Don’t be shy about advising a client that their planting plans won’t be successful. Draw upon your own experience. Be clear about maintenance and watering needs. Be clear about who will be responsible for what and at what cost, especially if you are guaranteeing the plants.

You will often be presented with pages torn from magazines and dog-eared books displaying mature landscapes in warmer climates. Stand firm in your knowledge of what works. Explain the difference between a plant’s ability to tolerate given conditions and when it can thrive.

Visit public gardens and arboretums to learn more. Go with other plant lovers. Observe the mature silhouettes of the woody plants. Understand their size in the landscape. A shrub planted with enough room to reach its mature size, as intended by nature, is more likely to thrive and please.

Without this practical understanding of size and spacing, many plantings are sabotaged. Visiting gardens seasonally feeds an appreciation for plants that offer three- or four-season interest, earning their real estate in the landscape.

Visit friends’ gardens. Share plants and seeds and show-and-tell. If you read gardening books and blogs you quickly understand that there is no one-size-fits-all in gardening. Technique varies. Find what works for you.

Plant lots of bulbs — the gift that keeps on giving. One of the best investments in the landscape is a bag of naturalizing daffodils. I don’t know how many times over the years that clients have messaged me in spring: “My daffodils are blooming, thinking of you. Let’s talk soon about this year’s garden plans.”

We never listen to music in the garden while working, opting always for the sounds of nature, the birds, the wind in the bamboo. I have never owned a string trimmer or a leaf blower and have always planned maintenance visits around the schedule of the mowing crew. The mowers will appreciate not having to work around your tarps and wheelbarrows. It gives them more room to manipulate their trailers around the driveway.

Invest in some good hand tools. Care for them and keep them sharp. My crew always made great use of the Italian grape hoe for preparing new beds. Smaller Japanese hoes were put to good use as well.

Know where the water goes, whether it is water from the roofline, the gutters, seepage from a rock face, or a seasonal spring. All drainage issues should be addressed prior to any planting. Pointing out drainage issues may delay plantings for a season but result in a better outcome.

“Begin by knowing the lay of the land and water. Study the works of past masters, and recall the places of beauty that you know. Then, on your chosen site, let memory speak, and make into your own that which moves you most.”

— Anonymous, Japan, 1000 A.D.

Be practical in your proposals. How much time can be devoted to maintenance and watering by the clients? How much water can be safely drawn from their well? These questions need to be part of any planning process.

Know your weeds and invite diversity in your gardens. Many insects prefer a native to chomp on. Leave Evening Primrose to lure Japanese beetles from your ornamentals, berries and beans. Purslane forms a mat that inhibits other weeds and is a prized edible. Never buy soil or compost without first seeing a sample. And always be kind to your back.

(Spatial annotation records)
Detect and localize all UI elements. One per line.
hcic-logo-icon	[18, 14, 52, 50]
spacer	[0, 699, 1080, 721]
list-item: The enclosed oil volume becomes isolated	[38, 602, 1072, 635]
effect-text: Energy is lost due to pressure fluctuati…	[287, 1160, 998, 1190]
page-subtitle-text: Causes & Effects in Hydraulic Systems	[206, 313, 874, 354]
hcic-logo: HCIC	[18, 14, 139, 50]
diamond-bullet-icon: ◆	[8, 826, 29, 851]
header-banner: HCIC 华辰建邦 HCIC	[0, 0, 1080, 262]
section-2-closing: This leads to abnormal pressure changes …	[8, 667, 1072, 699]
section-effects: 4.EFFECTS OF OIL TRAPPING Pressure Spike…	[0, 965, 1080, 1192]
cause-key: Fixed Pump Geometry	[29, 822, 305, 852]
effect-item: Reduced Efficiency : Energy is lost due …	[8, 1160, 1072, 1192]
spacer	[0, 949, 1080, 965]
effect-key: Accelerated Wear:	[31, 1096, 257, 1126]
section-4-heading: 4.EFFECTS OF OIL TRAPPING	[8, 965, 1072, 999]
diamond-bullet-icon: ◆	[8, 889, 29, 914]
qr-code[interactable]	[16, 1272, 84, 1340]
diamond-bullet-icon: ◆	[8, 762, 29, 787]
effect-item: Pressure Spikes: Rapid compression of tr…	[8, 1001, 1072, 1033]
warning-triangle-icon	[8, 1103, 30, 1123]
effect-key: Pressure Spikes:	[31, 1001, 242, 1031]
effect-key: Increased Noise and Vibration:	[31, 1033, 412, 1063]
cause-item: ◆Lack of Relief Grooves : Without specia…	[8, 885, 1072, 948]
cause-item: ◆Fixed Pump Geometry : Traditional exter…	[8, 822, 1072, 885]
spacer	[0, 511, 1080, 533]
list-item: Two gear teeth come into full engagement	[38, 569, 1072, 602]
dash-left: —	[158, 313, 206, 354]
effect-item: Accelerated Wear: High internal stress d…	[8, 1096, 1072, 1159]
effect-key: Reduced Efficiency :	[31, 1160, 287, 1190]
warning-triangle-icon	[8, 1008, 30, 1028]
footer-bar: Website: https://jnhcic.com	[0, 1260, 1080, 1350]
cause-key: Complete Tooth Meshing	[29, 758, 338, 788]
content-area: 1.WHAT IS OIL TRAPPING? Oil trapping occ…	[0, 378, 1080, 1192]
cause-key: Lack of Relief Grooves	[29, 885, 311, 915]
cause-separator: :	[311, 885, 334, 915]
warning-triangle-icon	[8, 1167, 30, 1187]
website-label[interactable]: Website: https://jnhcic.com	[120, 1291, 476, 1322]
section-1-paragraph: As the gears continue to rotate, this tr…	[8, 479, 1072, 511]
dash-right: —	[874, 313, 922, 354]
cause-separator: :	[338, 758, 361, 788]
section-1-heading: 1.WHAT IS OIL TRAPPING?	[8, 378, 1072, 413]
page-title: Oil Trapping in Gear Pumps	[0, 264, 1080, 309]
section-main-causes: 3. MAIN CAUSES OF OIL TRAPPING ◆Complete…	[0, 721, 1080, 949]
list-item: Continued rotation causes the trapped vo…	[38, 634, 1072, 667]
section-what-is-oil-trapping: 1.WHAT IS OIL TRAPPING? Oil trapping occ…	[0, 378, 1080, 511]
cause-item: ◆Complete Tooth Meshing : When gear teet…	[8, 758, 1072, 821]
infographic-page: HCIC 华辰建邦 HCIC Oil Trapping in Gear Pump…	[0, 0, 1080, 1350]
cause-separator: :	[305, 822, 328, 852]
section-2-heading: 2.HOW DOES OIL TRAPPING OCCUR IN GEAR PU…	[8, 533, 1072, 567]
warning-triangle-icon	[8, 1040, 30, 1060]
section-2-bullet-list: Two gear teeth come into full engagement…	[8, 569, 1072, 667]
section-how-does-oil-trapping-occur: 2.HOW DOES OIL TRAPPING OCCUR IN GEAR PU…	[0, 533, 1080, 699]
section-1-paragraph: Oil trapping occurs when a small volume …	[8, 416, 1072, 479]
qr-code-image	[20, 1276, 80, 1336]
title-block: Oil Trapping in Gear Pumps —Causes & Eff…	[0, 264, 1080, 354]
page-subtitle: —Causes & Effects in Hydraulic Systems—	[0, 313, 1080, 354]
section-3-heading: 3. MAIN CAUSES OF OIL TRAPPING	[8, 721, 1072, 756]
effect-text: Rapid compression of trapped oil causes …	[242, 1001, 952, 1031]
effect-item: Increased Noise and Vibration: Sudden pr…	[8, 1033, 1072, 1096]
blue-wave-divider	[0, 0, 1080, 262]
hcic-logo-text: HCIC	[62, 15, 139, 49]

- Exercise goal
According to the gardening advice, what reason supports planning maintenance visits around the mowing crew's schedule? The lines are separate material and are not connected to the gardening advice.

- Solution to the problem
The mowers will appreciate not having to work around tarps and wheelbarrows. It also gives them more room to maneuver their trailers around the driveway.